╭──

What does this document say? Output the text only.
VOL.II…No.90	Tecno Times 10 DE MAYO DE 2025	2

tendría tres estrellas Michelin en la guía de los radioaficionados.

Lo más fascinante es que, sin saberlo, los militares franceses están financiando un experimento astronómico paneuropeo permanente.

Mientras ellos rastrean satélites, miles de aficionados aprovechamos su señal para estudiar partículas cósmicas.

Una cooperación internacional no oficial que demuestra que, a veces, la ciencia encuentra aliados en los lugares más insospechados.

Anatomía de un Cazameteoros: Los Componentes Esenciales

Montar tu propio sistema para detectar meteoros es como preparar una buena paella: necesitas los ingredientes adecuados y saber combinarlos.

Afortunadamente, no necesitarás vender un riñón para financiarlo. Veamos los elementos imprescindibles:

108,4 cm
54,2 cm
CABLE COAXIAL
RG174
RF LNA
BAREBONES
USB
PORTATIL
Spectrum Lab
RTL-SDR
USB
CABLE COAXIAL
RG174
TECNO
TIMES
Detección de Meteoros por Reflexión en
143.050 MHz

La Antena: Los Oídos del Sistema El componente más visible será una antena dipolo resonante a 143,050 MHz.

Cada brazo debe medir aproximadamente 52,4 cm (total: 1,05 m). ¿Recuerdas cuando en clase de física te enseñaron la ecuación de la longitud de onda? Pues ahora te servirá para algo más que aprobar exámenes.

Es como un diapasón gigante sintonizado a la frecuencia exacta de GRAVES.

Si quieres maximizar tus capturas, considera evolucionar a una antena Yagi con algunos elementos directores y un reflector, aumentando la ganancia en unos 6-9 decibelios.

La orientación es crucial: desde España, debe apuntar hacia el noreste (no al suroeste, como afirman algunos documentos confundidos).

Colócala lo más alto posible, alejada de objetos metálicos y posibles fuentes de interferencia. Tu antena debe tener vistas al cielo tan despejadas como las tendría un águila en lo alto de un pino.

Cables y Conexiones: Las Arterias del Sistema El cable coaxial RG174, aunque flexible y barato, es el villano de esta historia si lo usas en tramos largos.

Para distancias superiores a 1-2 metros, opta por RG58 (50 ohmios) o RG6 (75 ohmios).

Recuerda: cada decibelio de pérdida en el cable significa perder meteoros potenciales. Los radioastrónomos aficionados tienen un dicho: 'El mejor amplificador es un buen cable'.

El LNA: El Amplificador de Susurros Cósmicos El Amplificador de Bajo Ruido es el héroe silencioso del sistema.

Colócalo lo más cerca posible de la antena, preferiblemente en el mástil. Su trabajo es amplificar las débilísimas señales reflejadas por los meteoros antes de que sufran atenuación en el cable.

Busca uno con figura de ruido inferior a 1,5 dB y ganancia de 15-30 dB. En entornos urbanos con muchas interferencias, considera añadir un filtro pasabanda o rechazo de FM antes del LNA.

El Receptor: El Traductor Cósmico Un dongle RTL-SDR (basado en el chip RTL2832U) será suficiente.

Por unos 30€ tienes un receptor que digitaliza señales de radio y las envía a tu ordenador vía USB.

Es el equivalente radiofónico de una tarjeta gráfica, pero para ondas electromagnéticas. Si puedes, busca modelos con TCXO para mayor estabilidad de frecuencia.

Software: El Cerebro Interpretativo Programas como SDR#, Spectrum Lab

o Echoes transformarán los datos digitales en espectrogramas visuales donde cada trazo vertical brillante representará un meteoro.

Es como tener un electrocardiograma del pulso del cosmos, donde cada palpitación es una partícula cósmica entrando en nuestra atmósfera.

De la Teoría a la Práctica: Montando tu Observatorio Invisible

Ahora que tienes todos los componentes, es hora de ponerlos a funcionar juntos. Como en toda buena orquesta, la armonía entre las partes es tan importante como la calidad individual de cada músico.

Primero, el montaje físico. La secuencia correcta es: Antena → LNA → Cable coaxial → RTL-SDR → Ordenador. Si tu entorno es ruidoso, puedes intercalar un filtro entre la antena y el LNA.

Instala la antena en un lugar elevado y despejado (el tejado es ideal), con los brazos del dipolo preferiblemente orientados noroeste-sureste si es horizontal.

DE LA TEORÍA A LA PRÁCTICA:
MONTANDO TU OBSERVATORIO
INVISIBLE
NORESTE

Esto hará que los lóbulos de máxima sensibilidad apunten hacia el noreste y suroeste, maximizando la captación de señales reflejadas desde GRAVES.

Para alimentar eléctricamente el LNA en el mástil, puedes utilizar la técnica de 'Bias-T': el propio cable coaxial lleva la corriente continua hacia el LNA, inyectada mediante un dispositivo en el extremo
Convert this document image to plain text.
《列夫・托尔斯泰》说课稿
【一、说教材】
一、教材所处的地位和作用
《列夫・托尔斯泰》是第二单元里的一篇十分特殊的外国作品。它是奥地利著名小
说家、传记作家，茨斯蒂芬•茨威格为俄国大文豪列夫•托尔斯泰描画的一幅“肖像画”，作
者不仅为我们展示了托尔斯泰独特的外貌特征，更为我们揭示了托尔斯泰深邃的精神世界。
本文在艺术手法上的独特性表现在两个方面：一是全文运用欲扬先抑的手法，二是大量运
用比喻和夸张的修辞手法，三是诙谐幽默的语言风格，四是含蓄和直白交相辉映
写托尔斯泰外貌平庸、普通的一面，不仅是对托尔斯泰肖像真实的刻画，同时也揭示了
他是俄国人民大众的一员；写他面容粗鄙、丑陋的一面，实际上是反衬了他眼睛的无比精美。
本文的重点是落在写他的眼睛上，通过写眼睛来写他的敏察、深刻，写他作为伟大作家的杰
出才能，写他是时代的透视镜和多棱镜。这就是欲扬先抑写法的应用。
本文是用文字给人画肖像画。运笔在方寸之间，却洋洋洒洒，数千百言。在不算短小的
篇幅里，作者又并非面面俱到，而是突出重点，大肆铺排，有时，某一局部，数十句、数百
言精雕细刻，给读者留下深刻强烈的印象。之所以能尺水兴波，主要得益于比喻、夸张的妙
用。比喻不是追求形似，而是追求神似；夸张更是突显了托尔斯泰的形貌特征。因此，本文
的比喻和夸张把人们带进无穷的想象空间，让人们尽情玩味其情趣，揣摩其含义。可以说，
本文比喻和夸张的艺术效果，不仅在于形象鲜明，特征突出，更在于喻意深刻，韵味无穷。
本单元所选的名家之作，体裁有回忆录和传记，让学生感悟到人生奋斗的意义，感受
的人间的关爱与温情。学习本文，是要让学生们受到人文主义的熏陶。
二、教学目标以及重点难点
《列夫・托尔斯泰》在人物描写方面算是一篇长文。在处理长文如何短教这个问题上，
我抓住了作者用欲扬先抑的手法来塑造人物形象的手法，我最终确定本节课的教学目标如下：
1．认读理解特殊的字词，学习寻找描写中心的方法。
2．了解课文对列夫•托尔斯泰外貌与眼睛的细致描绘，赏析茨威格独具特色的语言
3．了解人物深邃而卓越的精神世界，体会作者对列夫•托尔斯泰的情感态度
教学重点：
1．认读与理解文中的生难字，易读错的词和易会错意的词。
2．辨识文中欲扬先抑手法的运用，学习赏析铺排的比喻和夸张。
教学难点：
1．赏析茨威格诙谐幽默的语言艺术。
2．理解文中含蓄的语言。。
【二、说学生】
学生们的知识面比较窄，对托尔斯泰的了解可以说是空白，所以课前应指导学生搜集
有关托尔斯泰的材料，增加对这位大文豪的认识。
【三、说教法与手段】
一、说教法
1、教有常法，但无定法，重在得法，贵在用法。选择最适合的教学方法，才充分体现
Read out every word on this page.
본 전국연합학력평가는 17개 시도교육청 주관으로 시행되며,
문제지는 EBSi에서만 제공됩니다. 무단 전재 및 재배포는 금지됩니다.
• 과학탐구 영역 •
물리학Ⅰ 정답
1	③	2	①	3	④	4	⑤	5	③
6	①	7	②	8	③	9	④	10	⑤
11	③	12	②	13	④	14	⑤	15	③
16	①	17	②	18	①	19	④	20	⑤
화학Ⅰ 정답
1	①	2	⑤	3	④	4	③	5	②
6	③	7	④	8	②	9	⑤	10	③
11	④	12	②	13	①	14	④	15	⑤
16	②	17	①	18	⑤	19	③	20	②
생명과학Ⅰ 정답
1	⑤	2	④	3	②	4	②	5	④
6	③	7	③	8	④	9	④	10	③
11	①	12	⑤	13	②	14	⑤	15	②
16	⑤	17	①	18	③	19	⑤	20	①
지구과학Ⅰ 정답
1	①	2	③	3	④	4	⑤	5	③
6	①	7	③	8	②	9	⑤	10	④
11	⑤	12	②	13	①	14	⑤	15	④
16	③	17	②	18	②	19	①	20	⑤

╰──

• [EXERCISE REQUIREMENTS]
Only the lines from the one containing "Read out every word on this page." to the end of the data should be printed, exactly as they stand.

• [SOLUTION FOR THIS PROBLEM]
Read out every word on this page.
본 전국연합학력평가는 17개 시도교육청 주관으로 시행되며,
문제지는 EBSi에서만 제공됩니다. 무단 전재 및 재배포는 금지됩니다.
• 과학탐구 영역 •
물리학Ⅰ 정답
1	③	2	①	3	④	4	⑤	5	③
6	①	7	②	8	③	9	④	10	⑤
11	③	12	②	13	④	14	⑤	15	③
16	①	17	②	18	①	19	④	20	⑤
화학Ⅰ 정답
1	①	2	⑤	3	④	4	③	5	②
6	③	7	④	8	②	9	⑤	10	③
11	④	12	②	13	①	14	④	15	⑤
16	②	17	①	18	⑤	19	③	20	②
생명과학Ⅰ 정답
1	⑤	2	④	3	②	4	②	5	④
6	③	7	③	8	④	9	④	10	③
11	①	12	⑤	13	②	14	⑤	15	②
16	⑤	17	①	18	③	19	⑤	20	①
지구과학Ⅰ 정답
1	①	2	③	3	④	4	⑤	5	③
6	①	7	③	8	②	9	⑤	10	④
11	⑤	12	②	13	①	14	⑤	15	④
16	③	17	②	18	②	19	①	20	⑤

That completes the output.